[Collection entries]
[start]

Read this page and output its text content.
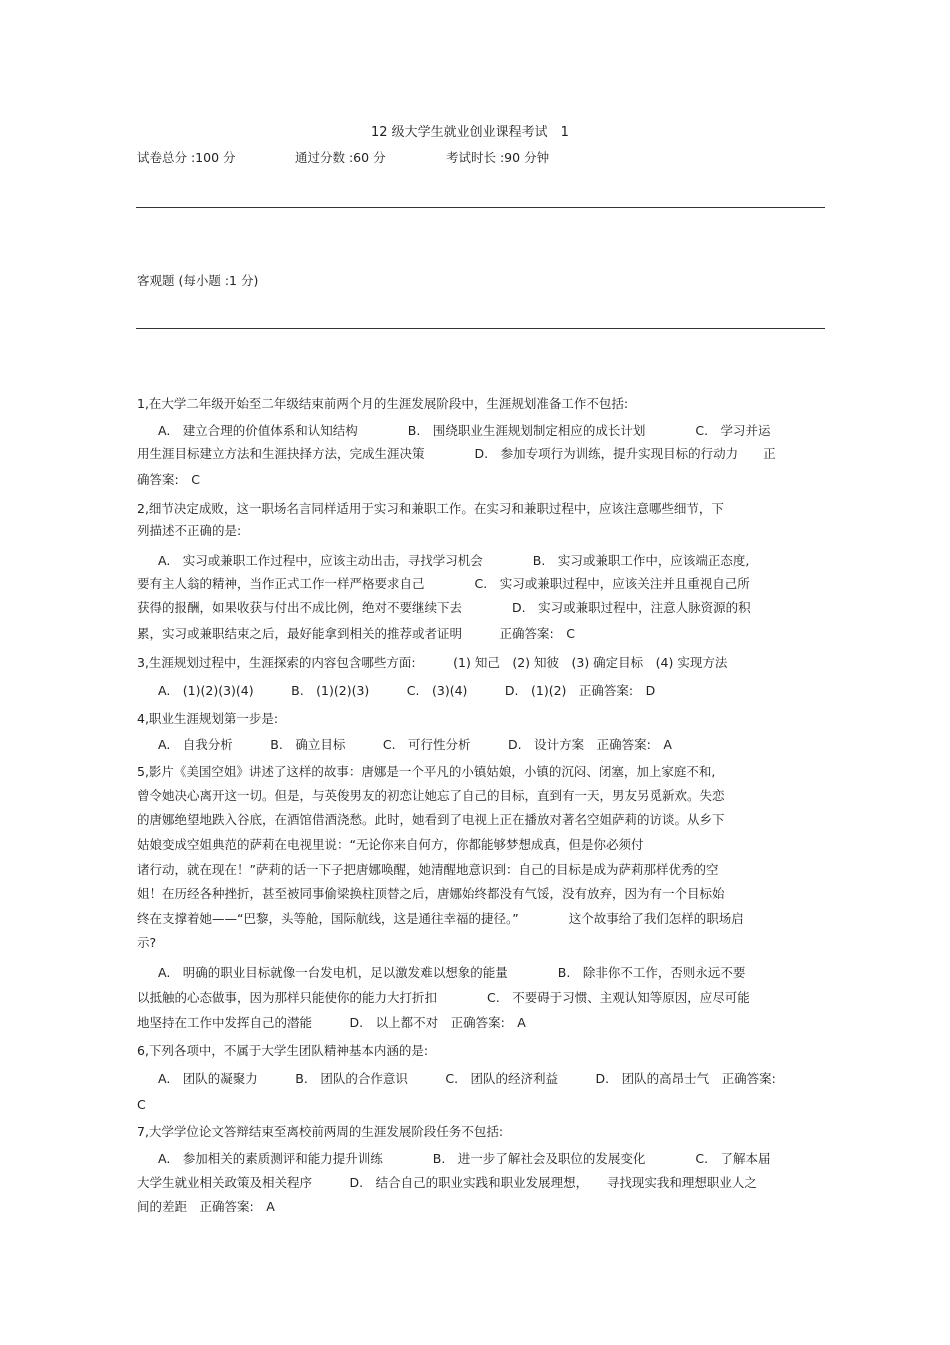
12 级大学生就业创业课程考试　1
试卷总分 :100 分	通过分数 :60 分	考试时长 :90 分钟
客观题 (每小题 :1 分)
1,在大学二年级开始至二年级结束前两个月的生涯发展阶段中，生涯规划准备工作不包括:
A.　建立合理的价值体系和认知结构　　　　B.　围绕职业生涯规划制定相应的成长计划　　　　C.　学习并运
用生涯目标建立方法和生涯抉择方法，完成生涯决策　　　　D.　参加专项行为训练，提升实现目标的行动力　　正
确答案:　C
2,细节决定成败，这一职场名言同样适用于实习和兼职工作。在实习和兼职过程中，应该注意哪些细节，下
列描述不正确的是:
A.　实习或兼职工作过程中，应该主动出击，寻找学习机会　　　　B.　实习或兼职工作中，应该端正态度,
要有主人翁的精神，当作正式工作一样严格要求自己　　　　C.　实习或兼职过程中，应该关注并且重视自己所
获得的报酬，如果收获与付出不成比例，绝对不要继续下去　　　　D.　实习或兼职过程中，注意人脉资源的积
累，实习或兼职结束之后，最好能拿到相关的推荐或者证明　　　正确答案:　C
3,生涯规划过程中，生涯探索的内容包含哪些方面:　　　(1) 知己　(2) 知彼　(3) 确定目标　(4) 实现方法
A.　(1)(2)(3)(4)　　　B.　(1)(2)(3)　　　C.　(3)(4)　　　D.　(1)(2)　正确答案:　D
4,职业生涯规划第一步是:
A.　自我分析　　　B.　确立目标　　　C.　可行性分析　　　D.　设计方案　正确答案:　A
5,影片《美国空姐》讲述了这样的故事：唐娜是一个平凡的小镇姑娘，小镇的沉闷、闭塞，加上家庭不和,
曾令她决心离开这一切。但是，与英俊男友的初恋让她忘了自己的目标，直到有一天，男友另觅新欢。失恋
的唐娜绝望地跌入谷底，在酒馆借酒浇愁。此时，她看到了电视上正在播放对著名空姐萨莉的访谈。从乡下
姑娘变成空姐典范的萨莉在电视里说：“无论你来自何方，你都能够梦想成真，但是你必须付
诸行动，就在现在！”萨莉的话一下子把唐娜唤醒，她清醒地意识到：自己的目标是成为萨莉那样优秀的空
姐！在历经各种挫折，甚至被同事偷梁换柱顶替之后，唐娜始终都没有气馁，没有放弃，因为有一个目标始
终在支撑着她——“巴黎，头等舱，国际航线，这是通往幸福的捷径。”　　　　这个故事给了我们怎样的职场启
示?
A.　明确的职业目标就像一台发电机，足以激发难以想象的能量　　　　B.　除非你不工作，否则永远不要
以抵触的心态做事，因为那样只能使你的能力大打折扣　　　　C.　不要碍于习惯、主观认知等原因，应尽可能
地坚持在工作中发挥自己的潜能　　　D.　以上都不对　正确答案:　A
6,下列各项中，不属于大学生团队精神基本内涵的是:
A.　团队的凝聚力　　　B.　团队的合作意识　　　C.　团队的经济利益　　　D.　团队的高昂士气　正确答案:
C
7,大学学位论文答辩结束至离校前两周的生涯发展阶段任务不包括:
A.　参加相关的素质测评和能力提升训练　　　　B.　进一步了解社会及职位的发展变化　　　　C.　了解本届
大学生就业相关政策及相关程序　　　D.　结合自己的职业实践和职业发展理想，　　寻找现实我和理想职业人之
间的差距　正确答案:　A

[end]

Stated problem: Select all lines with the word "实习或兼职过程中" from the entries above.

Solution for this problem:
要有主人翁的精神，当作正式工作一样严格要求自己　　　　C.　实习或兼职过程中，应该关注并且重视自己所
获得的报酬，如果收获与付出不成比例，绝对不要继续下去　　　　D.　实习或兼职过程中，注意人脉资源的积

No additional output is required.